To be done ▸
Exact reproduction is required for all entries.

Supplied records ▸
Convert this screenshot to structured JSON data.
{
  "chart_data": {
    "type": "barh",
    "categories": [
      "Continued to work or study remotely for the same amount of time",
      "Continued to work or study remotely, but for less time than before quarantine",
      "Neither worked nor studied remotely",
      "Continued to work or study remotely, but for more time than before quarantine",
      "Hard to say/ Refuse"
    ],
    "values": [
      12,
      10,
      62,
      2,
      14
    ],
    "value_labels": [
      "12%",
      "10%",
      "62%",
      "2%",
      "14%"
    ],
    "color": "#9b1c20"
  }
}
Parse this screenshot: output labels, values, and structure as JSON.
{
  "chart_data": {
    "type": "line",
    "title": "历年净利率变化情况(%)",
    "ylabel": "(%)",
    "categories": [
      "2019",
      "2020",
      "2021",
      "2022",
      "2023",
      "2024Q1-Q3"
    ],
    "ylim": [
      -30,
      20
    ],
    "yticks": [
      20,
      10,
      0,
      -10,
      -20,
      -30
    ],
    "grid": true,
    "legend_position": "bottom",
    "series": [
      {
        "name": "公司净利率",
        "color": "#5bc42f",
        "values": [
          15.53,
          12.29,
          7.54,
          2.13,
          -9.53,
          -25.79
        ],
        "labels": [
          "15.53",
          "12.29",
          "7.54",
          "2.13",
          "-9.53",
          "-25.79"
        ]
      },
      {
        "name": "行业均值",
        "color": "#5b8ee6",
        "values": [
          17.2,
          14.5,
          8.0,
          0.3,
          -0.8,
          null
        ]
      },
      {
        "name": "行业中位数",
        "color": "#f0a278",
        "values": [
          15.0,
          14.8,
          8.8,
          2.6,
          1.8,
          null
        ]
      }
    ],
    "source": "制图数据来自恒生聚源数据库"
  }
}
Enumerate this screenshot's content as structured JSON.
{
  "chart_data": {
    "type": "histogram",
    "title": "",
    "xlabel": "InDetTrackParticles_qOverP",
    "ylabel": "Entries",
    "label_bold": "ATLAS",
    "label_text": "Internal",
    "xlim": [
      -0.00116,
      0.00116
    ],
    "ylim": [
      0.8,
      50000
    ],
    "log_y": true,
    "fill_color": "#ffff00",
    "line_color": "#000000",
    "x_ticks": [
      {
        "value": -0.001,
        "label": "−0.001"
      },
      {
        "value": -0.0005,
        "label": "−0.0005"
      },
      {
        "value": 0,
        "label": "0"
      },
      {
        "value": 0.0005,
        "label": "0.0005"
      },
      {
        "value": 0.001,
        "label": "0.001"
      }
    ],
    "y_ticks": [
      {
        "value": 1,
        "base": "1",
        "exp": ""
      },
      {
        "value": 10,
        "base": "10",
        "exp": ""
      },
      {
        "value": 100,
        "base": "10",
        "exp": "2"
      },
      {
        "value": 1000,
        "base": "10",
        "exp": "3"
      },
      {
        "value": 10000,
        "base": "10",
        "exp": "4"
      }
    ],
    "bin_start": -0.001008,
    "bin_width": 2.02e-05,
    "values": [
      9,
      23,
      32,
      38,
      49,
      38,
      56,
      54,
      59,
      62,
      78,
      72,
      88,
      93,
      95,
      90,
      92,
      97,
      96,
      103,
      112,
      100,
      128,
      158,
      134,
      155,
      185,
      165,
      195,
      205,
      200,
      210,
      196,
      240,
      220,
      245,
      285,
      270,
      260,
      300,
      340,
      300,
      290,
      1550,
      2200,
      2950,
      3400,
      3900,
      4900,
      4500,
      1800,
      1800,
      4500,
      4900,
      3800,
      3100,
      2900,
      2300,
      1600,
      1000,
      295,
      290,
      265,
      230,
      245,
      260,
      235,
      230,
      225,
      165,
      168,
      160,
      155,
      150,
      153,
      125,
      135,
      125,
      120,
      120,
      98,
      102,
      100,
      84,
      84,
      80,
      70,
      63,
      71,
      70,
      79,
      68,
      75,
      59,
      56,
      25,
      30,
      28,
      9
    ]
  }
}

Result of the exercise ▸
Convert this screenshot to structured JSON data.
{
  "chart_data": {
    "type": "barh",
    "categories": [
      "Continued to work or study remotely for the same amount of time",
      "Continued to work or study remotely, but for less time than before quarantine",
      "Neither worked nor studied remotely",
      "Continued to work or study remotely, but for more time than before quarantine",
      "Hard to say/ Refuse"
    ],
    "values": [
      12,
      10,
      62,
      2,
      14
    ],
    "value_labels": [
      "12%",
      "10%",
      "62%",
      "2%",
      "14%"
    ],
    "color": "#9b1c20"
  }
}
Parse this screenshot: output labels, values, and structure as JSON.
{
  "chart_data": {
    "type": "line",
    "title": "历年净利率变化情况(%)",
    "ylabel": "(%)",
    "categories": [
      "2019",
      "2020",
      "2021",
      "2022",
      "2023",
      "2024Q1-Q3"
    ],
    "ylim": [
      -30,
      20
    ],
    "yticks": [
      20,
      10,
      0,
      -10,
      -20,
      -30
    ],
    "grid": true,
    "legend_position": "bottom",
    "series": [
      {
        "name": "公司净利率",
        "color": "#5bc42f",
        "values": [
          15.53,
          12.29,
          7.54,
          2.13,
          -9.53,
          -25.79
        ],
        "labels": [
          "15.53",
          "12.29",
          "7.54",
          "2.13",
          "-9.53",
          "-25.79"
        ]
      },
      {
        "name": "行业均值",
        "color": "#5b8ee6",
        "values": [
          17.2,
          14.5,
          8.0,
          0.3,
          -0.8,
          null
        ]
      },
      {
        "name": "行业中位数",
        "color": "#f0a278",
        "values": [
          15.0,
          14.8,
          8.8,
          2.6,
          1.8,
          null
        ]
      }
    ],
    "source": "制图数据来自恒生聚源数据库"
  }
}
Enumerate this screenshot's content as structured JSON.
{
  "chart_data": {
    "type": "histogram",
    "title": "",
    "xlabel": "InDetTrackParticles_qOverP",
    "ylabel": "Entries",
    "label_bold": "ATLAS",
    "label_text": "Internal",
    "xlim": [
      -0.00116,
      0.00116
    ],
    "ylim": [
      0.8,
      50000
    ],
    "log_y": true,
    "fill_color": "#ffff00",
    "line_color": "#000000",
    "x_ticks": [
      {
        "value": -0.001,
        "label": "−0.001"
      },
      {
        "value": -0.0005,
        "label": "−0.0005"
      },
      {
        "value": 0,
        "label": "0"
      },
      {
        "value": 0.0005,
        "label": "0.0005"
      },
      {
        "value": 0.001,
        "label": "0.001"
      }
    ],
    "y_ticks": [
      {
        "value": 1,
        "base": "1",
        "exp": ""
      },
      {
        "value": 10,
        "base": "10",
        "exp": ""
      },
      {
        "value": 100,
        "base": "10",
        "exp": "2"
      },
      {
        "value": 1000,
        "base": "10",
        "exp": "3"
      },
      {
        "value": 10000,
        "base": "10",
        "exp": "4"
      }
    ],
    "bin_start": -0.001008,
    "bin_width": 2.02e-05,
    "values": [
      9,
      23,
      32,
      38,
      49,
      38,
      56,
      54,
      59,
      62,
      78,
      72,
      88,
      93,
      95,
      90,
      92,
      97,
      96,
      103,
      112,
      100,
      128,
      158,
      134,
      155,
      185,
      165,
      195,
      205,
      200,
      210,
      196,
      240,
      220,
      245,
      285,
      270,
      260,
      300,
      340,
      300,
      290,
      1550,
      2200,
      2950,
      3400,
      3900,
      4900,
      4500,
      1800,
      1800,
      4500,
      4900,
      3800,
      3100,
      2900,
      2300,
      1600,
      1000,
      295,
      290,
      265,
      230,
      245,
      260,
      235,
      230,
      225,
      165,
      168,
      160,
      155,
      150,
      153,
      125,
      135,
      125,
      120,
      120,
      98,
      102,
      100,
      84,
      84,
      80,
      70,
      63,
      71,
      70,
      79,
      68,
      75,
      59,
      56,
      25,
      30,
      28,
      9
    ]
  }
}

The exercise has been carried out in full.